Without altering anything, output the material below.

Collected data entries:
────────────────────

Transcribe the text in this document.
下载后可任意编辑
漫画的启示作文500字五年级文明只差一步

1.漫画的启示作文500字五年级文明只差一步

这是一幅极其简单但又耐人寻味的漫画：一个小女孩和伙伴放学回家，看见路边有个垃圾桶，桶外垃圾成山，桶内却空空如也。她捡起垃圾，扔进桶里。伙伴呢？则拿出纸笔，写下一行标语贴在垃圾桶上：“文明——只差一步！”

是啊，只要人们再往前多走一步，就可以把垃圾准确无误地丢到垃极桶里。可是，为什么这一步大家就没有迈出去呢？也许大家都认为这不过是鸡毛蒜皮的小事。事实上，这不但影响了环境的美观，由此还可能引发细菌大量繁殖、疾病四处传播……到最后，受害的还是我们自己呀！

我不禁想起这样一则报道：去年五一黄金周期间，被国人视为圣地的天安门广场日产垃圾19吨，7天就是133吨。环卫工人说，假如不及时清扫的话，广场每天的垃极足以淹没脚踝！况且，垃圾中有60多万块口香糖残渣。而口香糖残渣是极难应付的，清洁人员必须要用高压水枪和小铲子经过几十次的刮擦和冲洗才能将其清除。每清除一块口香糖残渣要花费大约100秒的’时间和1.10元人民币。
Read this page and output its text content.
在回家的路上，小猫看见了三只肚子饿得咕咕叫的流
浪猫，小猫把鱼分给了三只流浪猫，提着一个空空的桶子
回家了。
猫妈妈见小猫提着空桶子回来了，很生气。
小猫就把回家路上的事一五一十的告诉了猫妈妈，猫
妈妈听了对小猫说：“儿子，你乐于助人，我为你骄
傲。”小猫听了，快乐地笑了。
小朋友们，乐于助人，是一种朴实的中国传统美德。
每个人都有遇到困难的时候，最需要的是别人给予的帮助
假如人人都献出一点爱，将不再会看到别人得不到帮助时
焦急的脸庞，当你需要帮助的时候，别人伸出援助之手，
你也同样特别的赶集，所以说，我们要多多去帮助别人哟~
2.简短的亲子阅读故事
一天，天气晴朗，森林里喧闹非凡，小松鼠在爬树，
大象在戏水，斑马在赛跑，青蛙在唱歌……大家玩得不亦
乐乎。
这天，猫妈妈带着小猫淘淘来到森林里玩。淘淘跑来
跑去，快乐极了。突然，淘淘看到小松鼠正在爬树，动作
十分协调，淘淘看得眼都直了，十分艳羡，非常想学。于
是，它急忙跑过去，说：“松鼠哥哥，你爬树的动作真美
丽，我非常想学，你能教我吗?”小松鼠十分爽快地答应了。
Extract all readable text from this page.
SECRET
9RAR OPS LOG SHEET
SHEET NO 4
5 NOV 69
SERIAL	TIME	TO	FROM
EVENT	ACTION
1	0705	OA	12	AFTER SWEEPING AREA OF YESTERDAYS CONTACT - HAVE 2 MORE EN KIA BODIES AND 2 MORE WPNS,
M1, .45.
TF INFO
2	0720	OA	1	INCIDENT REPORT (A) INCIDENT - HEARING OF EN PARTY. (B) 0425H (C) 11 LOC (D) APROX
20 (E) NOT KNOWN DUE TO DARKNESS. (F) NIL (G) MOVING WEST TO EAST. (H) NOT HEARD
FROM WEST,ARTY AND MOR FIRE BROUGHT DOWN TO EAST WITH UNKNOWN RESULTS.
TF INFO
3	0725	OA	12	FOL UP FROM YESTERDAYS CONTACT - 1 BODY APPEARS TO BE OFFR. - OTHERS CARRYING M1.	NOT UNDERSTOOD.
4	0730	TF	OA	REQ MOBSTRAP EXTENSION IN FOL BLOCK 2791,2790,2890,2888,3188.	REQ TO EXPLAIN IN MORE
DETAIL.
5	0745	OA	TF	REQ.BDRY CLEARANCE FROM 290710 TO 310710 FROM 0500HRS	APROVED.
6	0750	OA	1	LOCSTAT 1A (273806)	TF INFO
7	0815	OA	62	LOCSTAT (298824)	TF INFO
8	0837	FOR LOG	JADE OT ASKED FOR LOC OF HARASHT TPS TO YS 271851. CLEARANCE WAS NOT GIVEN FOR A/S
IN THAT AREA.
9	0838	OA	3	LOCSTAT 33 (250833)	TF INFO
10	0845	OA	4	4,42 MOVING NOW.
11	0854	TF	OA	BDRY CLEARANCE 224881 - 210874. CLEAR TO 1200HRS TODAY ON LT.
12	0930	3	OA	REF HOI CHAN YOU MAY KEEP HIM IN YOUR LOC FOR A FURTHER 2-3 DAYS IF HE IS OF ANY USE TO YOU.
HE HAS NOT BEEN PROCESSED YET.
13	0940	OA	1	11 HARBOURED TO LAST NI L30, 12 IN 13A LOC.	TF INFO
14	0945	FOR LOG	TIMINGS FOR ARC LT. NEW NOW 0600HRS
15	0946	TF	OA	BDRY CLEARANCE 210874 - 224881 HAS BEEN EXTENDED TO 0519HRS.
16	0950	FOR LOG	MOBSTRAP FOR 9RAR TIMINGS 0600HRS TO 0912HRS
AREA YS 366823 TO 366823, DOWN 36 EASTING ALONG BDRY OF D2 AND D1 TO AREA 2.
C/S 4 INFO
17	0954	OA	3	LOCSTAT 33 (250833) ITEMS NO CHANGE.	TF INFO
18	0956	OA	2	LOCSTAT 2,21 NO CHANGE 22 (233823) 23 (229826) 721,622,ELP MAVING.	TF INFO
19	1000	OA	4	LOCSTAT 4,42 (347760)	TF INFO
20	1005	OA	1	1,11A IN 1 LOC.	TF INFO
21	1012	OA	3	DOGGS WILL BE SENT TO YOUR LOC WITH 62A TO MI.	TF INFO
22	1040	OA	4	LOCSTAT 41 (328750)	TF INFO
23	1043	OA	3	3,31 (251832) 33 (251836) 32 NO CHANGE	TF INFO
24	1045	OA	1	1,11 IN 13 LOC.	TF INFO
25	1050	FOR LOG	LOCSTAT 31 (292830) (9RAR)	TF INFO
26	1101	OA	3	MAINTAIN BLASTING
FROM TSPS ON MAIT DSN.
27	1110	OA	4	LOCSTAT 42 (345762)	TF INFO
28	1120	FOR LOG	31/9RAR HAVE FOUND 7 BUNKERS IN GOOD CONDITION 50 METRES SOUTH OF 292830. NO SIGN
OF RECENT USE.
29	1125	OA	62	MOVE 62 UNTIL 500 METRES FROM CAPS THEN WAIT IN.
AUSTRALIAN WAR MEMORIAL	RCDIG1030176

────────────────────

Correct answer:
Transcribe the text in this document.
下载后可任意编辑
漫画的启示作文500字五年级文明只差一步

1.漫画的启示作文500字五年级文明只差一步

这是一幅极其简单但又耐人寻味的漫画：一个小女孩和伙伴放学回家，看见路边有个垃圾桶，桶外垃圾成山，桶内却空空如也。她捡起垃圾，扔进桶里。伙伴呢？则拿出纸笔，写下一行标语贴在垃圾桶上：“文明——只差一步！”

是啊，只要人们再往前多走一步，就可以把垃圾准确无误地丢到垃极桶里。可是，为什么这一步大家就没有迈出去呢？也许大家都认为这不过是鸡毛蒜皮的小事。事实上，这不但影响了环境的美观，由此还可能引发细菌大量繁殖、疾病四处传播……到最后，受害的还是我们自己呀！

我不禁想起这样一则报道：去年五一黄金周期间，被国人视为圣地的天安门广场日产垃圾19吨，7天就是133吨。环卫工人说，假如不及时清扫的话，广场每天的垃极足以淹没脚踝！况且，垃圾中有60多万块口香糖残渣。而口香糖残渣是极难应付的，清洁人员必须要用高压水枪和小铲子经过几十次的刮擦和冲洗才能将其清除。每清除一块口香糖残渣要花费大约100秒的’时间和1.10元人民币。
Read this page and output its text content.
在回家的路上，小猫看见了三只肚子饿得咕咕叫的流
浪猫，小猫把鱼分给了三只流浪猫，提着一个空空的桶子
回家了。
猫妈妈见小猫提着空桶子回来了，很生气。
小猫就把回家路上的事一五一十的告诉了猫妈妈，猫
妈妈听了对小猫说：“儿子，你乐于助人，我为你骄
傲。”小猫听了，快乐地笑了。
小朋友们，乐于助人，是一种朴实的中国传统美德。
每个人都有遇到困难的时候，最需要的是别人给予的帮助
假如人人都献出一点爱，将不再会看到别人得不到帮助时
焦急的脸庞，当你需要帮助的时候，别人伸出援助之手，
你也同样特别的赶集，所以说，我们要多多去帮助别人哟~
2.简短的亲子阅读故事
一天，天气晴朗，森林里喧闹非凡，小松鼠在爬树，
大象在戏水，斑马在赛跑，青蛙在唱歌……大家玩得不亦
乐乎。
这天，猫妈妈带着小猫淘淘来到森林里玩。淘淘跑来
跑去，快乐极了。突然，淘淘看到小松鼠正在爬树，动作
十分协调，淘淘看得眼都直了，十分艳羡，非常想学。于
是，它急忙跑过去，说：“松鼠哥哥，你爬树的动作真美
丽，我非常想学，你能教我吗?”小松鼠十分爽快地答应了。
Extract all readable text from this page.
SECRET
9RAR OPS LOG SHEET
SHEET NO 4
5 NOV 69
SERIAL	TIME	TO	FROM
EVENT	ACTION
1	0705	OA	12	AFTER SWEEPING AREA OF YESTERDAYS CONTACT - HAVE 2 MORE EN KIA BODIES AND 2 MORE WPNS,
M1, .45.
TF INFO
2	0720	OA	1	INCIDENT REPORT (A) INCIDENT - HEARING OF EN PARTY. (B) 0425H (C) 11 LOC (D) APROX
20 (E) NOT KNOWN DUE TO DARKNESS. (F) NIL (G) MOVING WEST TO EAST. (H) NOT HEARD
FROM WEST,ARTY AND MOR FIRE BROUGHT DOWN TO EAST WITH UNKNOWN RESULTS.
TF INFO
3	0725	OA	12	FOL UP FROM YESTERDAYS CONTACT - 1 BODY APPEARS TO BE OFFR. - OTHERS CARRYING M1.	NOT UNDERSTOOD.
4	0730	TF	OA	REQ MOBSTRAP EXTENSION IN FOL BLOCK 2791,2790,2890,2888,3188.	REQ TO EXPLAIN IN MORE
DETAIL.
5	0745	OA	TF	REQ.BDRY CLEARANCE FROM 290710 TO 310710 FROM 0500HRS	APROVED.
6	0750	OA	1	LOCSTAT 1A (273806)	TF INFO
7	0815	OA	62	LOCSTAT (298824)	TF INFO
8	0837	FOR LOG	JADE OT ASKED FOR LOC OF HARASHT TPS TO YS 271851. CLEARANCE WAS NOT GIVEN FOR A/S
IN THAT AREA.
9	0838	OA	3	LOCSTAT 33 (250833)	TF INFO
10	0845	OA	4	4,42 MOVING NOW.
11	0854	TF	OA	BDRY CLEARANCE 224881 - 210874. CLEAR TO 1200HRS TODAY ON LT.
12	0930	3	OA	REF HOI CHAN YOU MAY KEEP HIM IN YOUR LOC FOR A FURTHER 2-3 DAYS IF HE IS OF ANY USE TO YOU.
HE HAS NOT BEEN PROCESSED YET.
13	0940	OA	1	11 HARBOURED TO LAST NI L30, 12 IN 13A LOC.	TF INFO
14	0945	FOR LOG	TIMINGS FOR ARC LT. NEW NOW 0600HRS
15	0946	TF	OA	BDRY CLEARANCE 210874 - 224881 HAS BEEN EXTENDED TO 0519HRS.
16	0950	FOR LOG	MOBSTRAP FOR 9RAR TIMINGS 0600HRS TO 0912HRS
AREA YS 366823 TO 366823, DOWN 36 EASTING ALONG BDRY OF D2 AND D1 TO AREA 2.
C/S 4 INFO
17	0954	OA	3	LOCSTAT 33 (250833) ITEMS NO CHANGE.	TF INFO
18	0956	OA	2	LOCSTAT 2,21 NO CHANGE 22 (233823) 23 (229826) 721,622,ELP MAVING.	TF INFO
19	1000	OA	4	LOCSTAT 4,42 (347760)	TF INFO
20	1005	OA	1	1,11A IN 1 LOC.	TF INFO
21	1012	OA	3	DOGGS WILL BE SENT TO YOUR LOC WITH 62A TO MI.	TF INFO
22	1040	OA	4	LOCSTAT 41 (328750)	TF INFO
23	1043	OA	3	3,31 (251832) 33 (251836) 32 NO CHANGE	TF INFO
24	1045	OA	1	1,11 IN 13 LOC.	TF INFO
25	1050	FOR LOG	LOCSTAT 31 (292830) (9RAR)	TF INFO
26	1101	OA	3	MAINTAIN BLASTING
FROM TSPS ON MAIT DSN.
27	1110	OA	4	LOCSTAT 42 (345762)	TF INFO
28	1120	FOR LOG	31/9RAR HAVE FOUND 7 BUNKERS IN GOOD CONDITION 50 METRES SOUTH OF 292830. NO SIGN
OF RECENT USE.
29	1125	OA	62	MOVE 62 UNTIL 500 METRES FROM CAPS THEN WAIT IN.
AUSTRALIAN WAR MEMORIAL	RCDIG1030176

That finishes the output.